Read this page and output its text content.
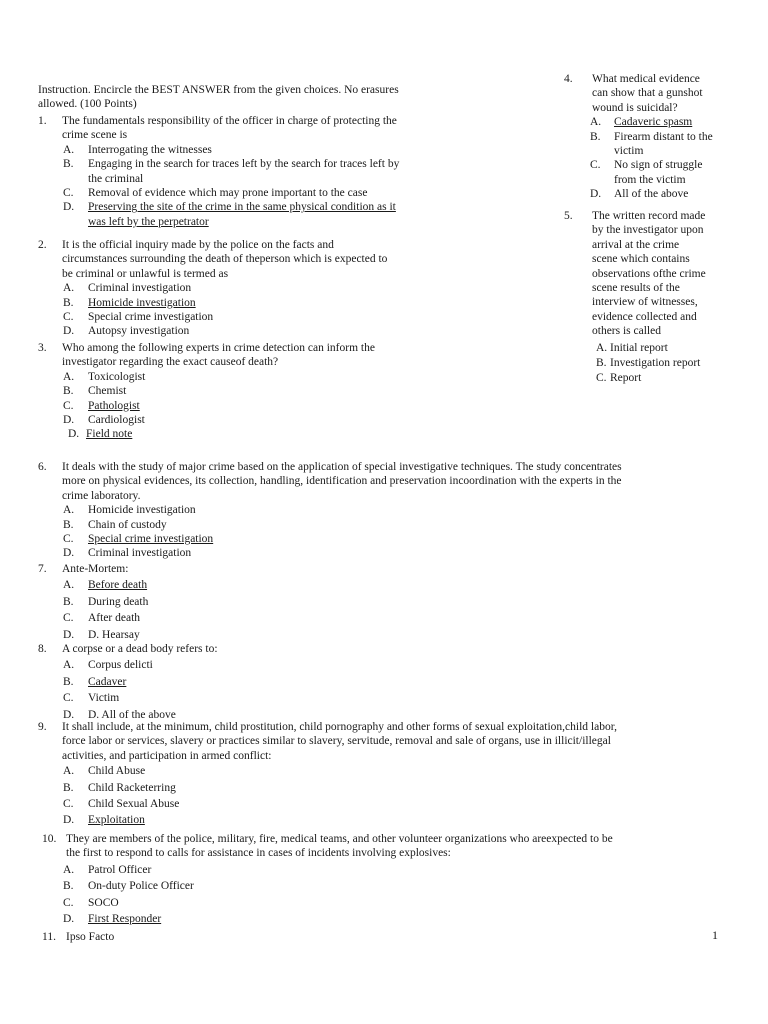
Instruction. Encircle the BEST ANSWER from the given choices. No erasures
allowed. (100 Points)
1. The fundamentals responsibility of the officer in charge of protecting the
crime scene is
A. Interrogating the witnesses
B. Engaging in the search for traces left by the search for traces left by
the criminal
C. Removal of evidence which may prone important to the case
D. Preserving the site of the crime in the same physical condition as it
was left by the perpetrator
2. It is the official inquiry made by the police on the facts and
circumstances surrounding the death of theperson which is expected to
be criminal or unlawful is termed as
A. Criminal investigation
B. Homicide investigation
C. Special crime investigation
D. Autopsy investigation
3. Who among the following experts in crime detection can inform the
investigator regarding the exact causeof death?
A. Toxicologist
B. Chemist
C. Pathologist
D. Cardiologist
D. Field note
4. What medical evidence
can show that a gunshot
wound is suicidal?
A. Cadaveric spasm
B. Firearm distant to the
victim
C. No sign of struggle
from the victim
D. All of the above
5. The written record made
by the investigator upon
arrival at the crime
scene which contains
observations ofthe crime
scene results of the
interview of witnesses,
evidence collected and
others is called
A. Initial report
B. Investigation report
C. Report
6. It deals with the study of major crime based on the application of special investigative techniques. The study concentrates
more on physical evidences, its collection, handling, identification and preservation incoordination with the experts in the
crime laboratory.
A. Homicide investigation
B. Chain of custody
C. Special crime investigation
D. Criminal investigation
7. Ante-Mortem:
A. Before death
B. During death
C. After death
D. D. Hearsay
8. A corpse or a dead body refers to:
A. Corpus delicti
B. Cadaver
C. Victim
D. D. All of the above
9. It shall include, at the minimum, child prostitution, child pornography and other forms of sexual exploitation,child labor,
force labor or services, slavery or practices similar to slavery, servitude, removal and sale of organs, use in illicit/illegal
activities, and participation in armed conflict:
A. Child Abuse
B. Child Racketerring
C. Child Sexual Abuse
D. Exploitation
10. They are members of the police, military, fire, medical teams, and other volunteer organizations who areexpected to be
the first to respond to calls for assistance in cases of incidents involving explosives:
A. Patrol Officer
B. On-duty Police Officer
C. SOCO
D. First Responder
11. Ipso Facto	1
++++++
WHAT YOU HAVE TO DO
Go over the data above and copy every line that has the word "experts" in it.

SOLUTION TO THE EXERCISE
3. Who among the following experts in crime detection can inform the
more on physical evidences, its collection, handling, identification and preservation incoordination with the experts in the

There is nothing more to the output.